§ **EXCERPTED TEXT**:
▽
“Should I skim the legalese and sign the employment contract?“
This is the question most employees face once they get that dream job.
“Not so fast,” I tell my clients, “First, read the contract carefully and then have me review it once you think it’s ok.” I tell them this because having an attorney review your contract and relevant employment documents ensures up front that you’re protected during, and after, employment.
To start, I tell my clients to focus on the following top, four key issues when reviewing their employment agreement.
#4: Term of the Contract
I advise clients to look at the beginning and end date of the contract. Don’t think you – or they – are locked into a contract. Most contracts have early termination clauses that let employers terminate the contract with 30 or 60 days’ notice. To protect yourself, you should look for just-cause termination and language that will prevent the employer from having wide discretion in your termination.
△
§ **AVAILABLE RECORDS**:
▽
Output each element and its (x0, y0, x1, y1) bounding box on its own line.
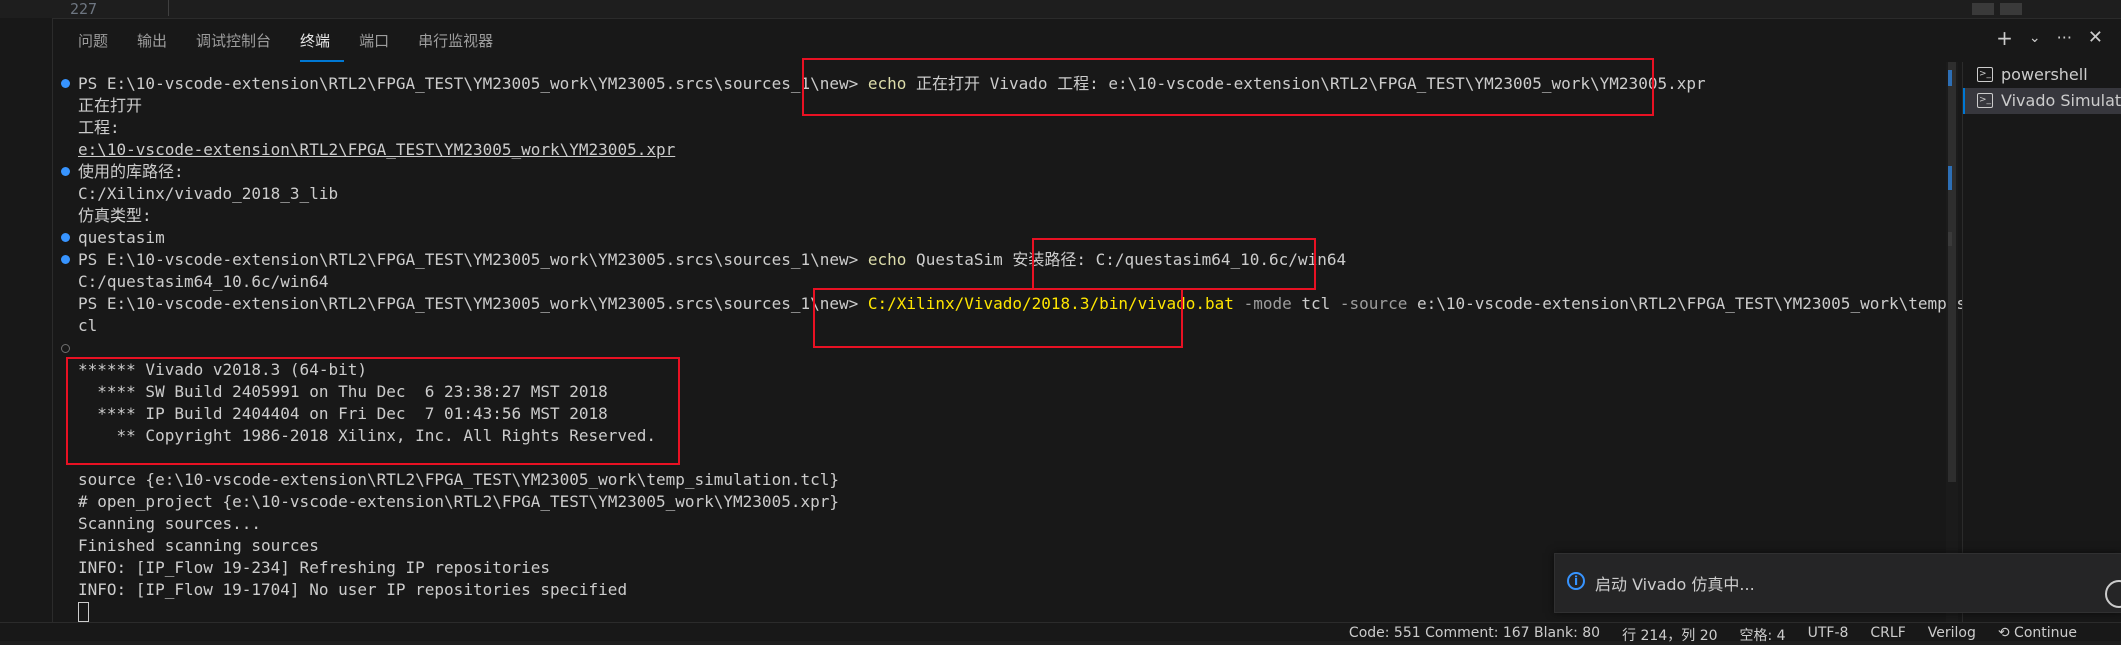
status-code-count[interactable]: Code: 551 Comment: 167 Blank: 80 (1349, 625, 1600, 645)
terminal-line: cl (78, 316, 98, 335)
command-success-icon[interactable] (61, 233, 70, 242)
terminal-line: 工程: (78, 118, 120, 137)
notification-toast[interactable]: i 启动 Vivado 仿真中... (1554, 553, 2121, 613)
minimap[interactable] (1972, 0, 2052, 15)
highlight-box (1032, 238, 1316, 290)
editor-divider (168, 0, 169, 16)
notification-message: 启动 Vivado 仿真中... (1595, 575, 1755, 594)
status-indentation[interactable]: 空格: 4 (1740, 625, 1786, 645)
add-terminal-icon[interactable]: + (1996, 28, 2013, 48)
command-success-icon[interactable] (61, 167, 70, 176)
activity-bar-edge (0, 18, 53, 622)
highlight-box (66, 357, 680, 465)
terminal-file-link[interactable]: e:\10-vscode-extension\RTL2\FPGA_TEST\YM… (78, 139, 675, 161)
terminal-line: # open_project {e:\10-vscode-extension\R… (78, 492, 839, 511)
terminal-icon: >_ (1977, 67, 1993, 82)
terminal-line: C:/questasim64_10.6c/win64 (78, 272, 329, 291)
status-language[interactable]: Verilog (1928, 625, 1976, 645)
more-icon[interactable]: ··· (2057, 28, 2072, 48)
status-encoding[interactable]: UTF-8 (1808, 625, 1849, 645)
terminal-line: 正在打开 (78, 96, 143, 115)
terminal-line: INFO: [IP_Flow 19-1704] No user IP repos… (78, 580, 628, 599)
terminal-line: questasim (78, 228, 165, 247)
terminal-icon: >_ (1977, 93, 1993, 108)
terminal-item-vivado-simulation[interactable]: >_ Vivado Simulat... (1963, 88, 2121, 114)
line-number: 227 (70, 0, 98, 18)
terminal-list: >_ powershell >_ Vivado Simulat... (1962, 62, 2121, 622)
highlight-box (802, 58, 1654, 116)
status-cursor-position[interactable]: 行 214，列 20 (1622, 625, 1717, 645)
command-success-icon[interactable] (61, 79, 70, 88)
tab-ports[interactable]: 端口 (359, 18, 403, 62)
scrollbar-marker (1948, 232, 1952, 246)
terminal-line: 使用的库路径: (78, 162, 184, 181)
tab-debug-console[interactable]: 调试控制台 (196, 18, 285, 62)
tab-terminal[interactable]: 终端 (300, 18, 345, 62)
terminal-line: source {e:\10-vscode-extension\RTL2\FPGA… (78, 470, 839, 489)
terminal-line: 仿真类型: (78, 206, 152, 225)
terminal-line: Finished scanning sources (78, 536, 319, 555)
command-success-icon[interactable] (61, 255, 70, 264)
tab-output[interactable]: 输出 (137, 18, 181, 62)
tab-serial-monitor[interactable]: 串行监视器 (418, 18, 507, 62)
close-icon[interactable]: ✕ (2088, 28, 2103, 48)
info-icon: i (1567, 572, 1585, 590)
scrollbar-marker (1948, 70, 1952, 86)
panel-actions: + ⌄ ··· ✕ (1996, 28, 2103, 49)
editor-area (0, 0, 2121, 18)
status-continue[interactable]: ⟲ Continue (1998, 625, 2099, 645)
status-bar: Code: 551 Comment: 167 Blank: 80 行 214，列… (0, 622, 2121, 644)
terminal-item-powershell[interactable]: >_ powershell (1963, 62, 2121, 88)
terminal-cursor (78, 602, 89, 622)
terminal-line: Scanning sources... (78, 514, 262, 533)
scrollbar-thumb[interactable] (1948, 62, 1956, 482)
chevron-down-icon[interactable]: ⌄ (2029, 28, 2041, 48)
status-eol[interactable]: CRLF (1870, 625, 1905, 645)
terminal-line: INFO: [IP_Flow 19-234] Refreshing IP rep… (78, 558, 551, 577)
scrollbar-marker (1948, 166, 1952, 190)
tab-problems[interactable]: 问题 (78, 18, 122, 62)
terminal-line: C:/Xilinx/vivado_2018_3_lib (78, 184, 339, 203)
panel-tabs: 问题 输出 调试控制台 终端 端口 串行监视器 (78, 18, 522, 62)
command-running-icon[interactable] (61, 344, 70, 353)
highlight-box (813, 288, 1183, 348)
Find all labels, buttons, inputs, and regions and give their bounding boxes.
△
§ **TASK REQUIREMENTS**:
1. Repeat everything in the listing from the line containing "status-code-count[interactable]: Code: 551" down to the line containing "command-success-icon[interactable] (61, 167, 70, 176)", with both of those lines included.
2. Write what comes next in the piece on reviewing an employment contract, picking up after its last sentence.
The employment contract piece has no connection to the listing.

§ **PER-TASK ANSWERS**:
1.
status-code-count[interactable]: Code: 551 Comment: 167 Blank: 80 (1349, 625, 1600, 645)
terminal-line: cl (78, 316, 98, 335)
command-success-icon[interactable] (61, 233, 70, 242)
terminal-line: 工程: (78, 118, 120, 137)
notification-toast[interactable]: i 启动 Vivado 仿真中... (1554, 553, 2121, 613)
minimap[interactable] (1972, 0, 2052, 15)
highlight-box (1032, 238, 1316, 290)
editor-divider (168, 0, 169, 16)
notification-message: 启动 Vivado 仿真中... (1595, 575, 1755, 594)
status-indentation[interactable]: 空格: 4 (1740, 625, 1786, 645)
add-terminal-icon[interactable]: + (1996, 28, 2013, 48)
command-success-icon[interactable] (61, 167, 70, 176)

2.
#3: Non-Compete and Non-Solicitation
Beware of signing an agreement that bars you from working for a competitor or in a certain geographic area after you leave the job. A legally enforceable non-compete clause would restrict you from directly competing with your former employer for a reasonable length of time and within reasonable geographic limits. Discovering this clause after-the-fact only benefits your old employer to your detriment. Non-solicitation term restricts your ability to do business with people you have worked with during your contract period.
The key to both of these restrictions is to focus on the reasonableness of these terms. If you see either or both of them in the contract offered to you, be cautious and discuss them with your attorney to make sure you’re best protected after you leave the job.
#2: Scope of Employment
Focus on your responsibilities. Your position’s responsibilities should be clearly outlined and defined. Consider how your work will be evaluated and how this may impact your pay and benefits. Understand your role. Are you an employee or an independent contractor? You need to understand the difference between these two terms because your employment status affects many issues such as benefits, taxes, and liability. I also remind my clients that just because a contract says you’re an independent contractor doesn’t mean you necessarily are one.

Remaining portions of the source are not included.